Stored records:

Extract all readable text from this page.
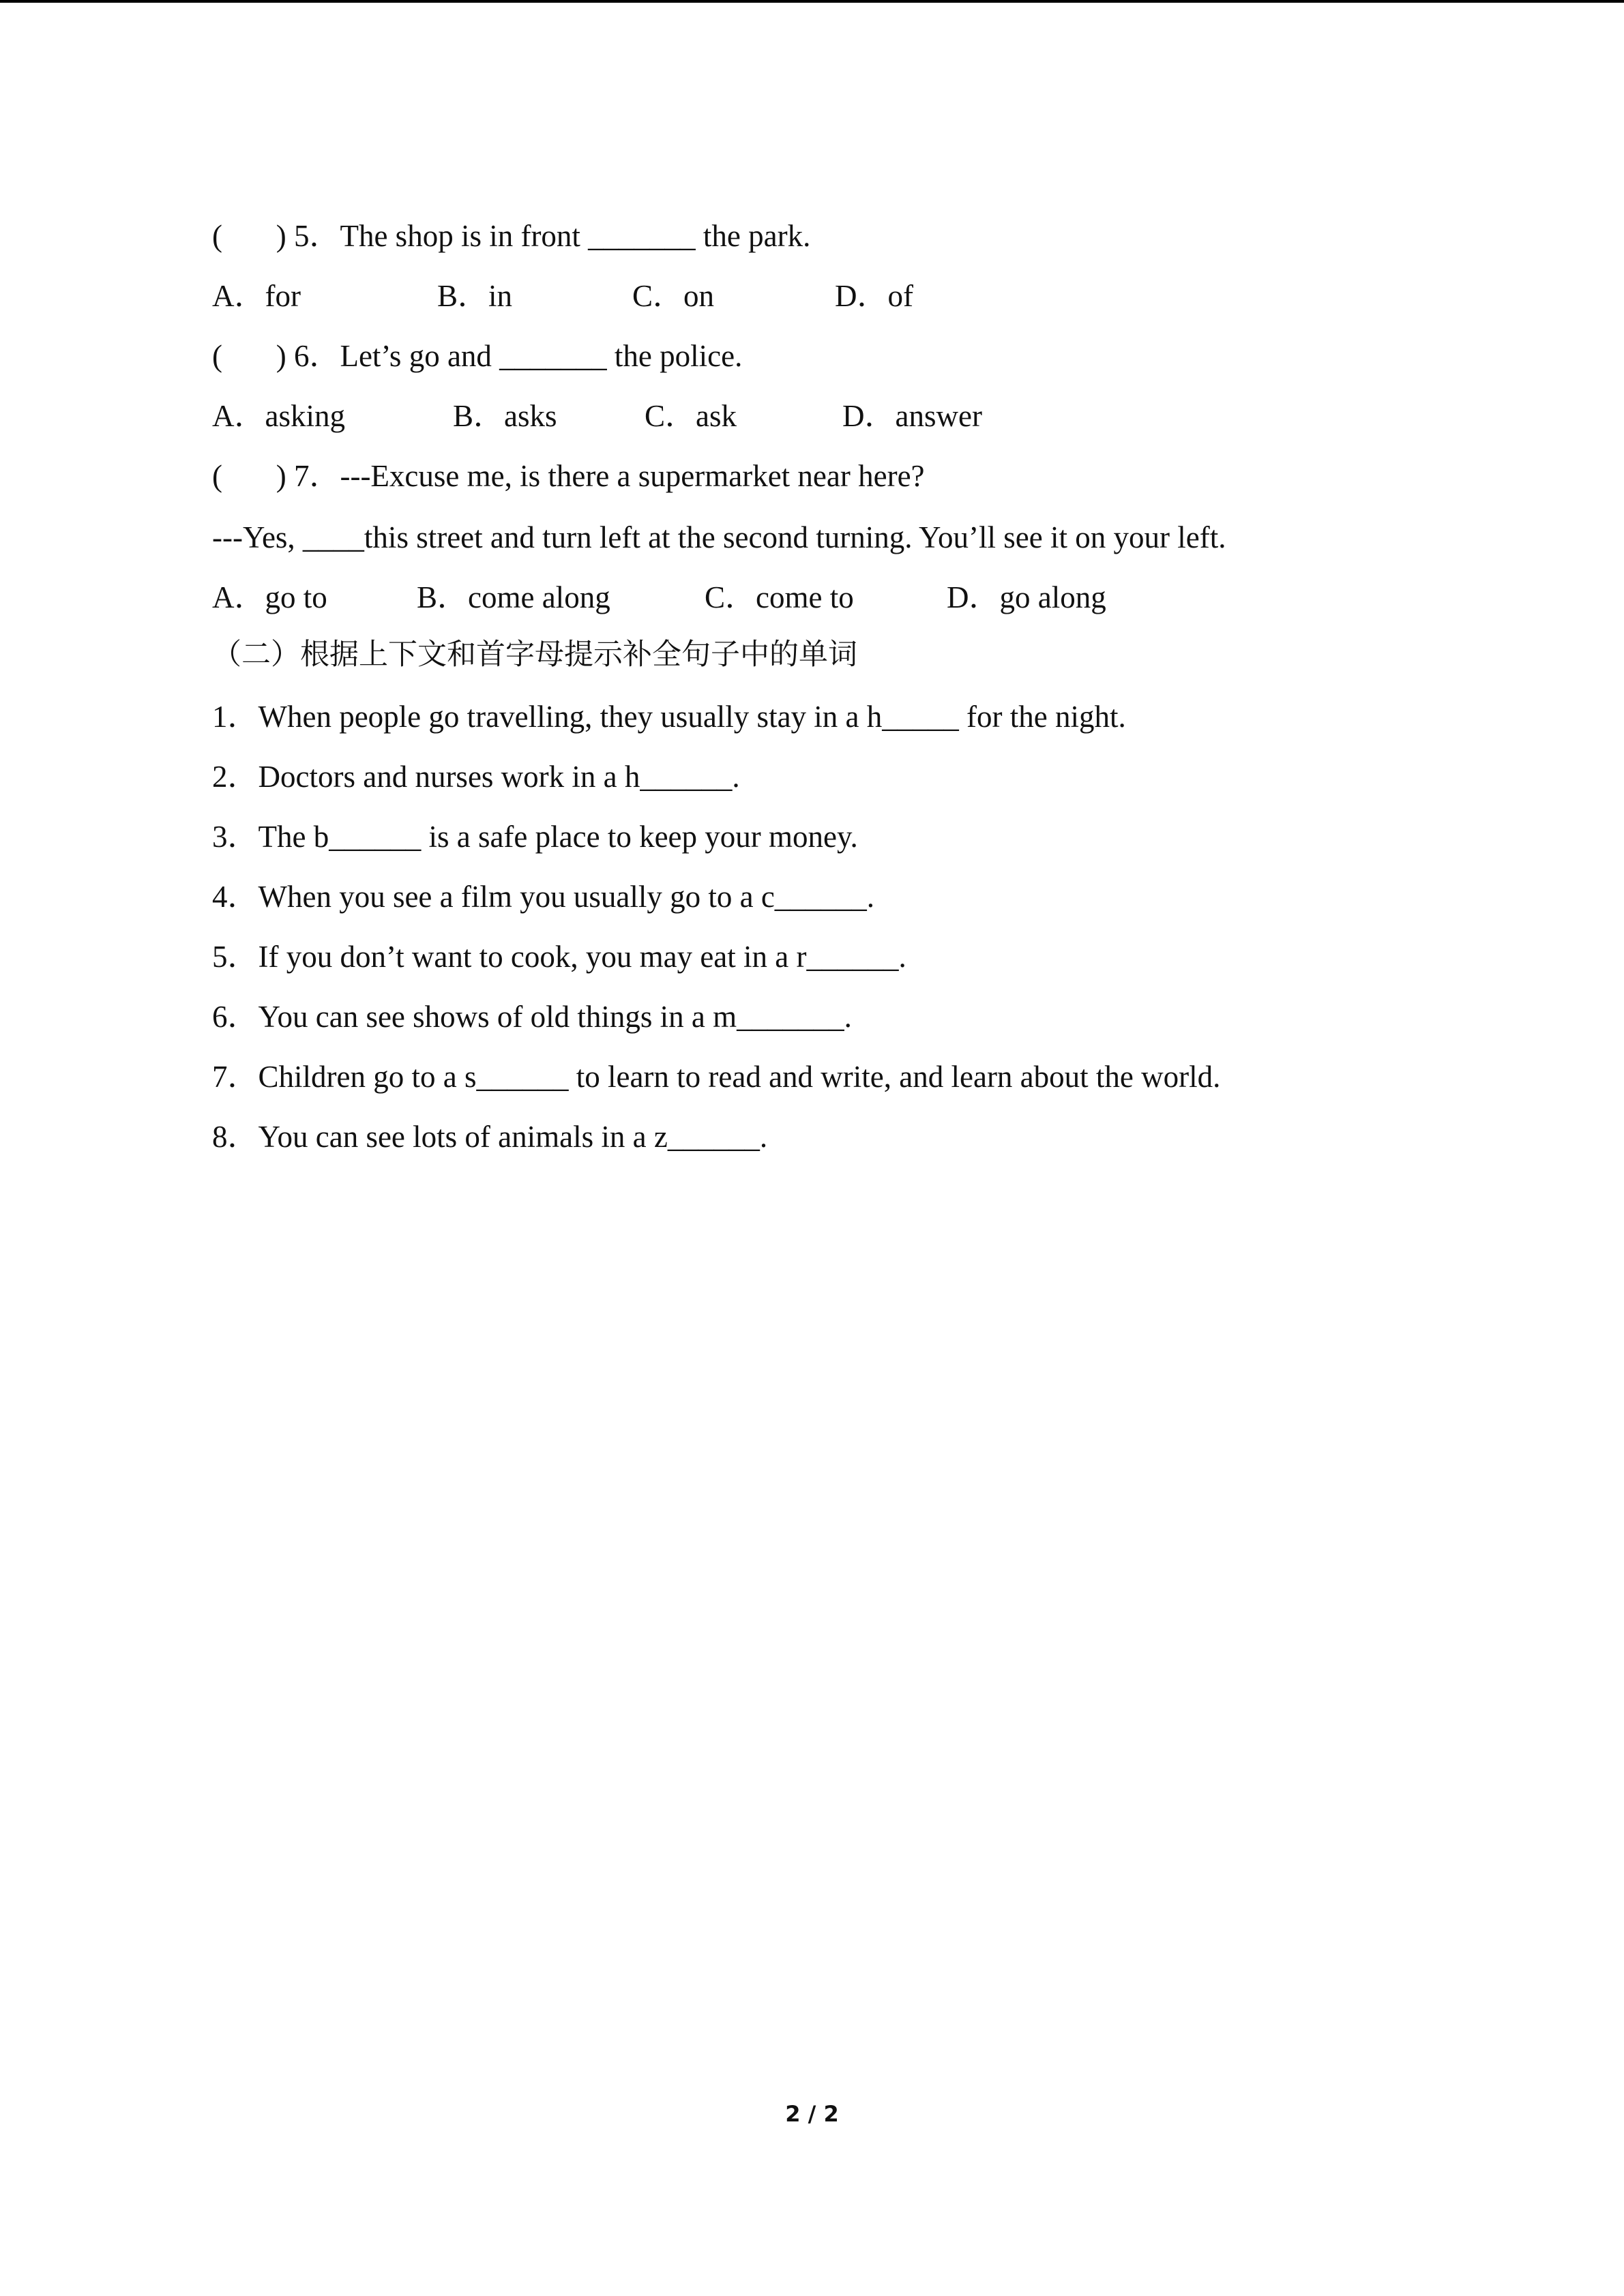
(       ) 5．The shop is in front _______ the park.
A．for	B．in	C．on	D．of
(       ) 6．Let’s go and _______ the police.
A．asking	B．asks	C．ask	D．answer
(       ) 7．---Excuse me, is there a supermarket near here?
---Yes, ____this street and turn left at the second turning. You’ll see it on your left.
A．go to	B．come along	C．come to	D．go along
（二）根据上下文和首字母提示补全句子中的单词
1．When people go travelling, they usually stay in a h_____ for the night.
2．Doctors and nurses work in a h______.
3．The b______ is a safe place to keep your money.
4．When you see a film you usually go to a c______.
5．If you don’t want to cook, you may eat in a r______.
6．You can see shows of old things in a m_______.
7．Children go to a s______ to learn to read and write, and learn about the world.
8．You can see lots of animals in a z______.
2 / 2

DIRECTIONS FOR THIS TASK: Transcribe all the records above word for word, without their images.

THE RESPONSE:
Extract all readable text from this page.
(       ) 5．The shop is in front _______ the park.
A．for	B．in	C．on	D．of
(       ) 6．Let’s go and _______ the police.
A．asking	B．asks	C．ask	D．answer
(       ) 7．---Excuse me, is there a supermarket near here?
---Yes, ____this street and turn left at the second turning. You’ll see it on your left.
A．go to	B．come along	C．come to	D．go along
（二）根据上下文和首字母提示补全句子中的单词
1．When people go travelling, they usually stay in a h_____ for the night.
2．Doctors and nurses work in a h______.
3．The b______ is a safe place to keep your money.
4．When you see a film you usually go to a c______.
5．If you don’t want to cook, you may eat in a r______.
6．You can see shows of old things in a m_______.
7．Children go to a s______ to learn to read and write, and learn about the world.
8．You can see lots of animals in a z______.
2 / 2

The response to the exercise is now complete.